**Directive**: Go through the entries below and retype them exactly, omitting each picture.

─── Input data

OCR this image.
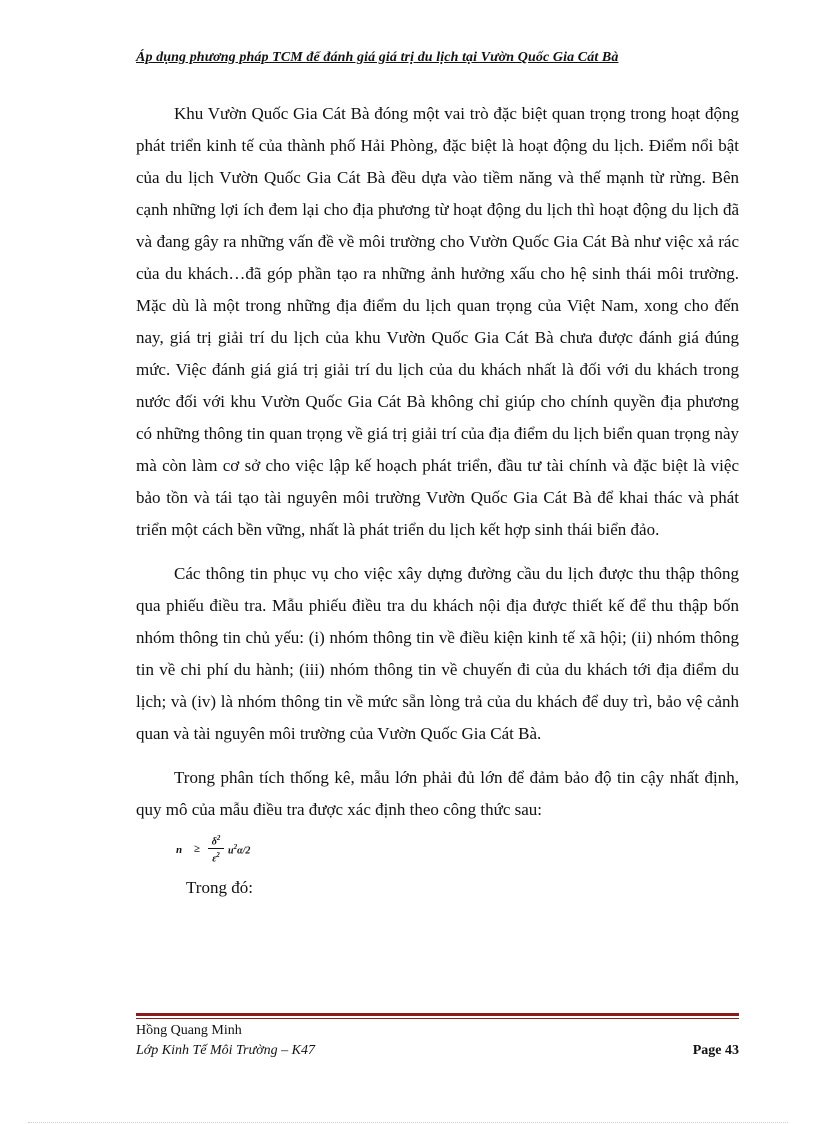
Áp dụng phương pháp TCM để đánh giá giá trị du lịch tại Vườn Quốc Gia Cát Bà

Khu Vườn Quốc Gia Cát Bà đóng một vai trò đặc biệt quan trọng trong hoạt động phát triển kinh tế của thành phố Hải Phòng, đặc biệt là hoạt động du lịch. Điểm nổi bật của du lịch Vườn Quốc Gia Cát Bà đều dựa vào tiềm năng và thế mạnh từ rừng. Bên cạnh những lợi ích đem lại cho địa phương từ hoạt động du lịch thì hoạt động du lịch đã và đang gây ra những vấn đề về môi trường cho Vườn Quốc Gia Cát Bà như việc xả rác của du khách…đã góp phần tạo ra những ảnh hưởng xấu cho hệ sinh thái môi trường. Mặc dù là một trong những địa điểm du lịch quan trọng của Việt Nam, xong cho đến nay, giá trị giải trí du lịch của khu Vườn Quốc Gia Cát Bà chưa được đánh giá đúng mức. Việc đánh giá giá trị giải trí du lịch của du khách nhất là đối với du khách trong nước đối với khu Vườn Quốc Gia Cát Bà không chỉ giúp cho chính quyền địa phương có những thông tin quan trọng về giá trị giải trí của địa điểm du lịch biển quan trọng này mà còn làm cơ sở cho việc lập kế hoạch phát triển, đầu tư tài chính và đặc biệt là việc bảo tồn và tái tạo tài nguyên môi trường Vườn Quốc Gia Cát Bà để khai thác và phát triển một cách bền vững, nhất là phát triển du lịch kết hợp sinh thái biển đảo.

Các thông tin phục vụ cho việc xây dựng đường cầu du lịch được thu thập thông qua phiếu điều tra. Mẫu phiếu điều tra du khách nội địa được thiết kế để thu thập bốn nhóm thông tin chủ yếu: (i) nhóm thông tin về điều kiện kinh tế xã hội; (ii) nhóm thông tin về chi phí du hành; (iii) nhóm thông tin về chuyến đi của du khách tới địa điểm du lịch; và (iv) là nhóm thông tin về mức sẵn lòng trả của du khách để duy trì, bảo vệ cảnh quan và tài nguyên môi trường của Vườn Quốc Gia Cát Bà.

Trong phân tích thống kê, mẫu lớn phải đủ lớn để đảm bảo độ tin cậy nhất định, quy mô của mẫu điều tra được xác định theo công thức sau:

$n \ge \frac{\delta^2}{\varepsilon^2} u^2\alpha/2$

Trong đó:

Hồng Quang Minh
Lớp Kinh Tế Môi Trường – K47	Page 43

──────

**Answer below**:
OCR this image.
Áp dụng phương pháp TCM để đánh giá giá trị du lịch tại Vườn Quốc Gia Cát Bà

Khu Vườn Quốc Gia Cát Bà đóng một vai trò đặc biệt quan trọng trong hoạt động phát triển kinh tế của thành phố Hải Phòng, đặc biệt là hoạt động du lịch. Điểm nổi bật của du lịch Vườn Quốc Gia Cát Bà đều dựa vào tiềm năng và thế mạnh từ rừng. Bên cạnh những lợi ích đem lại cho địa phương từ hoạt động du lịch thì hoạt động du lịch đã và đang gây ra những vấn đề về môi trường cho Vườn Quốc Gia Cát Bà như việc xả rác của du khách…đã góp phần tạo ra những ảnh hưởng xấu cho hệ sinh thái môi trường. Mặc dù là một trong những địa điểm du lịch quan trọng của Việt Nam, xong cho đến nay, giá trị giải trí du lịch của khu Vườn Quốc Gia Cát Bà chưa được đánh giá đúng mức. Việc đánh giá giá trị giải trí du lịch của du khách nhất là đối với du khách trong nước đối với khu Vườn Quốc Gia Cát Bà không chỉ giúp cho chính quyền địa phương có những thông tin quan trọng về giá trị giải trí của địa điểm du lịch biển quan trọng này mà còn làm cơ sở cho việc lập kế hoạch phát triển, đầu tư tài chính và đặc biệt là việc bảo tồn và tái tạo tài nguyên môi trường Vườn Quốc Gia Cát Bà để khai thác và phát triển một cách bền vững, nhất là phát triển du lịch kết hợp sinh thái biển đảo.

Các thông tin phục vụ cho việc xây dựng đường cầu du lịch được thu thập thông qua phiếu điều tra. Mẫu phiếu điều tra du khách nội địa được thiết kế để thu thập bốn nhóm thông tin chủ yếu: (i) nhóm thông tin về điều kiện kinh tế xã hội; (ii) nhóm thông tin về chi phí du hành; (iii) nhóm thông tin về chuyến đi của du khách tới địa điểm du lịch; và (iv) là nhóm thông tin về mức sẵn lòng trả của du khách để duy trì, bảo vệ cảnh quan và tài nguyên môi trường của Vườn Quốc Gia Cát Bà.

Trong phân tích thống kê, mẫu lớn phải đủ lớn để đảm bảo độ tin cậy nhất định, quy mô của mẫu điều tra được xác định theo công thức sau:

$n \ge \frac{\delta^2}{\varepsilon^2} u^2\alpha/2$

Trong đó:

Hồng Quang Minh
Lớp Kinh Tế Môi Trường – K47	Page 43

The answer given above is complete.